=== PROVIDED RECORDS ===
* * * * *

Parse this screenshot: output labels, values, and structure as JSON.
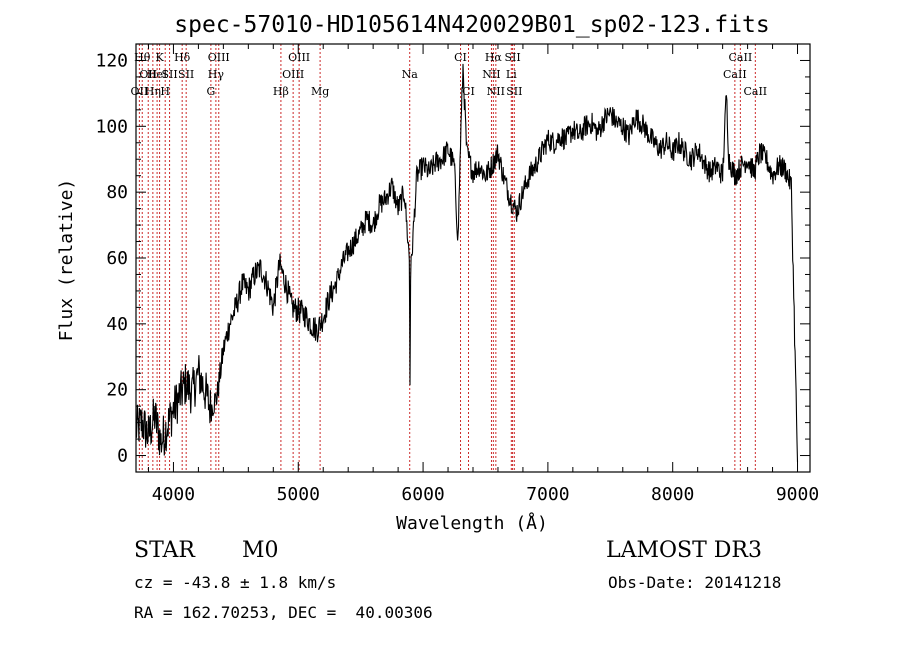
{
  "chart_data": {
    "type": "line",
    "title": "spec-57010-HD105614N420029B01_sp02-123.fits",
    "xlabel": "Wavelength (Å)",
    "ylabel": "Flux (relative)",
    "xlim": [
      3700,
      9100
    ],
    "ylim": [
      -5,
      125
    ],
    "x_ticks": [
      4000,
      5000,
      6000,
      7000,
      8000,
      9000
    ],
    "y_ticks": [
      0,
      20,
      40,
      60,
      80,
      100,
      120
    ],
    "grid": false,
    "series": [
      {
        "x": [
          3700,
          3750,
          3800,
          3850,
          3900,
          3950,
          4000,
          4050,
          4100,
          4150,
          4200,
          4250,
          4300,
          4350,
          4400,
          4450,
          4500,
          4550,
          4600,
          4650,
          4700,
          4750,
          4800,
          4850,
          4900,
          4950,
          5000,
          5050,
          5100,
          5150,
          5200,
          5250,
          5300,
          5350,
          5400,
          5450,
          5500,
          5550,
          5600,
          5650,
          5700,
          5750,
          5800,
          5850,
          5890,
          5895,
          5900,
          5950,
          6000,
          6050,
          6100,
          6150,
          6200,
          6250,
          6280,
          6300,
          6320,
          6350,
          6400,
          6450,
          6500,
          6550,
          6600,
          6650,
          6700,
          6750,
          6800,
          6850,
          6900,
          6950,
          7000,
          7050,
          7100,
          7150,
          7200,
          7250,
          7300,
          7350,
          7400,
          7450,
          7500,
          7550,
          7600,
          7650,
          7700,
          7750,
          7800,
          7850,
          7900,
          7950,
          8000,
          8050,
          8100,
          8150,
          8200,
          8250,
          8300,
          8350,
          8400,
          8430,
          8450,
          8500,
          8550,
          8600,
          8650,
          8700,
          8750,
          8800,
          8850,
          8900,
          8950,
          9000
        ],
        "y": [
          8,
          10,
          6,
          12,
          4,
          9,
          14,
          18,
          22,
          19,
          25,
          20,
          14,
          18,
          32,
          40,
          45,
          52,
          50,
          55,
          57,
          52,
          45,
          58,
          52,
          45,
          44,
          43,
          40,
          38,
          42,
          48,
          52,
          58,
          62,
          65,
          68,
          72,
          70,
          76,
          78,
          82,
          75,
          80,
          60,
          22,
          55,
          85,
          88,
          86,
          89,
          90,
          93,
          88,
          65,
          95,
          118,
          92,
          86,
          88,
          85,
          88,
          92,
          84,
          78,
          74,
          80,
          85,
          88,
          92,
          96,
          95,
          97,
          96,
          99,
          97,
          100,
          101,
          98,
          102,
          104,
          101,
          100,
          97,
          103,
          101,
          98,
          95,
          93,
          95,
          92,
          95,
          92,
          90,
          93,
          89,
          86,
          88,
          85,
          110,
          90,
          85,
          88,
          90,
          86,
          92,
          90,
          85,
          88,
          87,
          82,
          -2
        ]
      }
    ],
    "lines": [
      {
        "lambda": 3727,
        "label": "OII",
        "row": 2
      },
      {
        "lambda": 3750,
        "label": "Hθ",
        "row": 0
      },
      {
        "lambda": 3798,
        "label": "OII",
        "row": 1
      },
      {
        "lambda": 3835,
        "label": "Hη",
        "row": 2
      },
      {
        "lambda": 3869,
        "label": "HeI",
        "row": 1
      },
      {
        "lambda": 3889,
        "label": "K",
        "row": 0
      },
      {
        "lambda": 3934,
        "label": "H",
        "row": 2
      },
      {
        "lambda": 3969,
        "label": "SII",
        "row": 1
      },
      {
        "lambda": 4070,
        "label": "Hδ",
        "row": 0
      },
      {
        "lambda": 4102,
        "label": "SII",
        "row": 1
      },
      {
        "lambda": 4300,
        "label": "G",
        "row": 2
      },
      {
        "lambda": 4340,
        "label": "Hγ",
        "row": 1
      },
      {
        "lambda": 4363,
        "label": "OIII",
        "row": 0
      },
      {
        "lambda": 4861,
        "label": "Hβ",
        "row": 2
      },
      {
        "lambda": 4959,
        "label": "OIII",
        "row": 1
      },
      {
        "lambda": 5007,
        "label": "OIII",
        "row": 0
      },
      {
        "lambda": 5175,
        "label": "Mg",
        "row": 2
      },
      {
        "lambda": 5893,
        "label": "Na",
        "row": 1
      },
      {
        "lambda": 6300,
        "label": "CI",
        "row": 0
      },
      {
        "lambda": 6364,
        "label": "CI",
        "row": 2
      },
      {
        "lambda": 6548,
        "label": "NII",
        "row": 1
      },
      {
        "lambda": 6563,
        "label": "Hα",
        "row": 0
      },
      {
        "lambda": 6583,
        "label": "NII",
        "row": 2
      },
      {
        "lambda": 6707,
        "label": "Li",
        "row": 1
      },
      {
        "lambda": 6717,
        "label": "SII",
        "row": 0
      },
      {
        "lambda": 6731,
        "label": "SII",
        "row": 2
      },
      {
        "lambda": 8498,
        "label": "CaII",
        "row": 1
      },
      {
        "lambda": 8542,
        "label": "CaII",
        "row": 0
      },
      {
        "lambda": 8662,
        "label": "CaII",
        "row": 2
      }
    ]
  },
  "info": {
    "class": "STAR",
    "subclass": "M0",
    "survey": "LAMOST DR3",
    "cz": "cz = -43.8 ± 1.8 km/s",
    "obs_date": "Obs-Date: 20141218",
    "coords": "RA = 162.70253, DEC =  40.00306"
  }
}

* * * * *

=== WHAT IS BEING ASKED ===
Leave the pictures out and reproduce each record exactly as written.

=== EXPECTED ANSWER ===
Parse this screenshot: output labels, values, and structure as JSON.
{
  "chart_data": {
    "type": "line",
    "title": "spec-57010-HD105614N420029B01_sp02-123.fits",
    "xlabel": "Wavelength (Å)",
    "ylabel": "Flux (relative)",
    "xlim": [
      3700,
      9100
    ],
    "ylim": [
      -5,
      125
    ],
    "x_ticks": [
      4000,
      5000,
      6000,
      7000,
      8000,
      9000
    ],
    "y_ticks": [
      0,
      20,
      40,
      60,
      80,
      100,
      120
    ],
    "grid": false,
    "series": [
      {
        "x": [
          3700,
          3750,
          3800,
          3850,
          3900,
          3950,
          4000,
          4050,
          4100,
          4150,
          4200,
          4250,
          4300,
          4350,
          4400,
          4450,
          4500,
          4550,
          4600,
          4650,
          4700,
          4750,
          4800,
          4850,
          4900,
          4950,
          5000,
          5050,
          5100,
          5150,
          5200,
          5250,
          5300,
          5350,
          5400,
          5450,
          5500,
          5550,
          5600,
          5650,
          5700,
          5750,
          5800,
          5850,
          5890,
          5895,
          5900,
          5950,
          6000,
          6050,
          6100,
          6150,
          6200,
          6250,
          6280,
          6300,
          6320,
          6350,
          6400,
          6450,
          6500,
          6550,
          6600,
          6650,
          6700,
          6750,
          6800,
          6850,
          6900,
          6950,
          7000,
          7050,
          7100,
          7150,
          7200,
          7250,
          7300,
          7350,
          7400,
          7450,
          7500,
          7550,
          7600,
          7650,
          7700,
          7750,
          7800,
          7850,
          7900,
          7950,
          8000,
          8050,
          8100,
          8150,
          8200,
          8250,
          8300,
          8350,
          8400,
          8430,
          8450,
          8500,
          8550,
          8600,
          8650,
          8700,
          8750,
          8800,
          8850,
          8900,
          8950,
          9000
        ],
        "y": [
          8,
          10,
          6,
          12,
          4,
          9,
          14,
          18,
          22,
          19,
          25,
          20,
          14,
          18,
          32,
          40,
          45,
          52,
          50,
          55,
          57,
          52,
          45,
          58,
          52,
          45,
          44,
          43,
          40,
          38,
          42,
          48,
          52,
          58,
          62,
          65,
          68,
          72,
          70,
          76,
          78,
          82,
          75,
          80,
          60,
          22,
          55,
          85,
          88,
          86,
          89,
          90,
          93,
          88,
          65,
          95,
          118,
          92,
          86,
          88,
          85,
          88,
          92,
          84,
          78,
          74,
          80,
          85,
          88,
          92,
          96,
          95,
          97,
          96,
          99,
          97,
          100,
          101,
          98,
          102,
          104,
          101,
          100,
          97,
          103,
          101,
          98,
          95,
          93,
          95,
          92,
          95,
          92,
          90,
          93,
          89,
          86,
          88,
          85,
          110,
          90,
          85,
          88,
          90,
          86,
          92,
          90,
          85,
          88,
          87,
          82,
          -2
        ]
      }
    ],
    "lines": [
      {
        "lambda": 3727,
        "label": "OII",
        "row": 2
      },
      {
        "lambda": 3750,
        "label": "Hθ",
        "row": 0
      },
      {
        "lambda": 3798,
        "label": "OII",
        "row": 1
      },
      {
        "lambda": 3835,
        "label": "Hη",
        "row": 2
      },
      {
        "lambda": 3869,
        "label": "HeI",
        "row": 1
      },
      {
        "lambda": 3889,
        "label": "K",
        "row": 0
      },
      {
        "lambda": 3934,
        "label": "H",
        "row": 2
      },
      {
        "lambda": 3969,
        "label": "SII",
        "row": 1
      },
      {
        "lambda": 4070,
        "label": "Hδ",
        "row": 0
      },
      {
        "lambda": 4102,
        "label": "SII",
        "row": 1
      },
      {
        "lambda": 4300,
        "label": "G",
        "row": 2
      },
      {
        "lambda": 4340,
        "label": "Hγ",
        "row": 1
      },
      {
        "lambda": 4363,
        "label": "OIII",
        "row": 0
      },
      {
        "lambda": 4861,
        "label": "Hβ",
        "row": 2
      },
      {
        "lambda": 4959,
        "label": "OIII",
        "row": 1
      },
      {
        "lambda": 5007,
        "label": "OIII",
        "row": 0
      },
      {
        "lambda": 5175,
        "label": "Mg",
        "row": 2
      },
      {
        "lambda": 5893,
        "label": "Na",
        "row": 1
      },
      {
        "lambda": 6300,
        "label": "CI",
        "row": 0
      },
      {
        "lambda": 6364,
        "label": "CI",
        "row": 2
      },
      {
        "lambda": 6548,
        "label": "NII",
        "row": 1
      },
      {
        "lambda": 6563,
        "label": "Hα",
        "row": 0
      },
      {
        "lambda": 6583,
        "label": "NII",
        "row": 2
      },
      {
        "lambda": 6707,
        "label": "Li",
        "row": 1
      },
      {
        "lambda": 6717,
        "label": "SII",
        "row": 0
      },
      {
        "lambda": 6731,
        "label": "SII",
        "row": 2
      },
      {
        "lambda": 8498,
        "label": "CaII",
        "row": 1
      },
      {
        "lambda": 8542,
        "label": "CaII",
        "row": 0
      },
      {
        "lambda": 8662,
        "label": "CaII",
        "row": 2
      }
    ]
  },
  "info": {
    "class": "STAR",
    "subclass": "M0",
    "survey": "LAMOST DR3",
    "cz": "cz = -43.8 ± 1.8 km/s",
    "obs_date": "Obs-Date: 20141218",
    "coords": "RA = 162.70253, DEC =  40.00306"
  }
}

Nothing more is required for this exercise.